PROBLEM TO WORK ON:
Copy each line below in which the word "name" occurs.

#####

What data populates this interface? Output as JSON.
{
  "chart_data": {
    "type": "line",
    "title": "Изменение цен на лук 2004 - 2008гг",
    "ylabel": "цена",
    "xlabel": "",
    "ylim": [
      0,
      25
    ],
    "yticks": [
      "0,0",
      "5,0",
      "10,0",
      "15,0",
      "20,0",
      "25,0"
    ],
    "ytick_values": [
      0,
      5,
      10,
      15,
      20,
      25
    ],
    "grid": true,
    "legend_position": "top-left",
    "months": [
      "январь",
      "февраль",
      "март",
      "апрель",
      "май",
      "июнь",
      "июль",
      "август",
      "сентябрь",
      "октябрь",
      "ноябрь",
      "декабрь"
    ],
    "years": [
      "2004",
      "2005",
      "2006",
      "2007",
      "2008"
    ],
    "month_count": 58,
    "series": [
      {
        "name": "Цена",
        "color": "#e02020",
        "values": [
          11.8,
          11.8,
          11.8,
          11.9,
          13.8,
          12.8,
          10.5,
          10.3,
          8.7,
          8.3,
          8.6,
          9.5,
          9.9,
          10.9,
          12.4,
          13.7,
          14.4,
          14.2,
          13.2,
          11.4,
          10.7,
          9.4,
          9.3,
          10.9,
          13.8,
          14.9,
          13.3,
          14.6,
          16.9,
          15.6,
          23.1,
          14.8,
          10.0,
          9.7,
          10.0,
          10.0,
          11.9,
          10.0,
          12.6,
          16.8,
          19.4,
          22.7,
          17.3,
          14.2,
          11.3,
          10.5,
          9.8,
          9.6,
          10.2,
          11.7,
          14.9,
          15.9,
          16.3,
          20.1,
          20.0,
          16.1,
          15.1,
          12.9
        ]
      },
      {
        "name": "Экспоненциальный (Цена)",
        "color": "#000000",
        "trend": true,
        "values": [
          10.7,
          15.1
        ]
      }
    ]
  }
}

#####

THE OUTPUT:
        "name": "Цена",
        "name": "Экспоненциальный (Цена)",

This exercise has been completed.